====== AVAILABLE RECORDS ======
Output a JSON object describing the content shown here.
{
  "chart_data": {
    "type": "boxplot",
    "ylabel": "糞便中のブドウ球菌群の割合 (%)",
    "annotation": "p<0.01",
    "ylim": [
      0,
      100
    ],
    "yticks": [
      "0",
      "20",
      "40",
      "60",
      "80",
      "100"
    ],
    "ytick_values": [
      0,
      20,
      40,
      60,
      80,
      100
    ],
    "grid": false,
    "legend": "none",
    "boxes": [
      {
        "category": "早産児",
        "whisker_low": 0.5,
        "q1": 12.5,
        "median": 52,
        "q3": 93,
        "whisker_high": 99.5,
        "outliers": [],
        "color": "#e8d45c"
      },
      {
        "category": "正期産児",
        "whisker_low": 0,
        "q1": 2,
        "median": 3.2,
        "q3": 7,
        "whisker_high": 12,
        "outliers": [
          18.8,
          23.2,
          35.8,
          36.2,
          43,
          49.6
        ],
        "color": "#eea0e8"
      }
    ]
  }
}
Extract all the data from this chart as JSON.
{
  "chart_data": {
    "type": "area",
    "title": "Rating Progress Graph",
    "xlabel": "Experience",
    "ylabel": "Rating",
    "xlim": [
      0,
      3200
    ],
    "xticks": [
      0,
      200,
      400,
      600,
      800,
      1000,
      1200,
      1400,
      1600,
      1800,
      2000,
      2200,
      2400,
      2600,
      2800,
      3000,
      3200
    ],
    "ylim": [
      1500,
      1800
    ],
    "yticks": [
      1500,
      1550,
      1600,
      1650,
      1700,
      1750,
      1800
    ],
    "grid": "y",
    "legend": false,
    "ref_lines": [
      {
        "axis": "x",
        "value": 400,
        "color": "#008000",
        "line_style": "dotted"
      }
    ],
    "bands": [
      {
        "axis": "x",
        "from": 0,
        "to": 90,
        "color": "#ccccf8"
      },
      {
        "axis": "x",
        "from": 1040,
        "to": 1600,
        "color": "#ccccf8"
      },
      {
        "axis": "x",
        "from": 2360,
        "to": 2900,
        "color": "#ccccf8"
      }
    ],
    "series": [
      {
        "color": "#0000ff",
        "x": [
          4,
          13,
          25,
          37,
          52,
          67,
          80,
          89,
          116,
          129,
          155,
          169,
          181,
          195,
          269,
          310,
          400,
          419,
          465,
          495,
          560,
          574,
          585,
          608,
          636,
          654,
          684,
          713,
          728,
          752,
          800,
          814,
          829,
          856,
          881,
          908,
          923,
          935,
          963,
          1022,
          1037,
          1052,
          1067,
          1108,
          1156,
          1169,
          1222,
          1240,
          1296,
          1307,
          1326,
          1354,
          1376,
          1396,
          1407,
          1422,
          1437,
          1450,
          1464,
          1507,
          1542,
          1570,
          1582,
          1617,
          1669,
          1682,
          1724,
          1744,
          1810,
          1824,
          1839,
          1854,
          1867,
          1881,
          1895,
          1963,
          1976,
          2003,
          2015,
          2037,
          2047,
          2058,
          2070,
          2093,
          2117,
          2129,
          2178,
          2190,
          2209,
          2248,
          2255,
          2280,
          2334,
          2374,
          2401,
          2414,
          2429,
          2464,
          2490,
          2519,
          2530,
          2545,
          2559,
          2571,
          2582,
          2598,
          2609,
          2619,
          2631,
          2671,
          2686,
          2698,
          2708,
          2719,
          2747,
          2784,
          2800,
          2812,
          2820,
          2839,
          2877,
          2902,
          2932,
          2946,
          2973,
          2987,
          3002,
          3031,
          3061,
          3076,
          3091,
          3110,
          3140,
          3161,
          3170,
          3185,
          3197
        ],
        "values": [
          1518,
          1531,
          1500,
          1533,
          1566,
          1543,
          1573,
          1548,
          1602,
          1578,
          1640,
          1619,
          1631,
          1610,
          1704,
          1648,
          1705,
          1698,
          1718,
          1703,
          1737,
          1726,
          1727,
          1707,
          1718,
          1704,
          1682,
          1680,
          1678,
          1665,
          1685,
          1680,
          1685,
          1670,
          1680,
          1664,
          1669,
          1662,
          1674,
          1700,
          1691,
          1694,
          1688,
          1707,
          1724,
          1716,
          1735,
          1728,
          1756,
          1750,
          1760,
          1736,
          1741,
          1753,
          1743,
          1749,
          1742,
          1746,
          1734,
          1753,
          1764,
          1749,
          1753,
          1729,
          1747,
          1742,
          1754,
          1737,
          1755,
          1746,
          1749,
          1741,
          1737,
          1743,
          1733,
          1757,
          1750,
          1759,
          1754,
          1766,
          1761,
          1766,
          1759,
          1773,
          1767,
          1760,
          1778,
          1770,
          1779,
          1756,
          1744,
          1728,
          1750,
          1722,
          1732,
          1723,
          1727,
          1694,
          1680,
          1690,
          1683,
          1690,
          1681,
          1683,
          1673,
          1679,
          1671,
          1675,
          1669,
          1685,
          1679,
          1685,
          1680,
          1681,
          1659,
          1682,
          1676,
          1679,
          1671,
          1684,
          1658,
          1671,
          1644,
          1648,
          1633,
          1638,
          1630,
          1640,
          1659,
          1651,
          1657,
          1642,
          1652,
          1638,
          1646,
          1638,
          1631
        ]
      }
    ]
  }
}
======
Report all lines of the data above that include the string "ylabel".

#### [WORKED ANSWER]
    "ylabel": "糞便中のブドウ球菌群の割合 (%)",
    "ylabel": "Rating",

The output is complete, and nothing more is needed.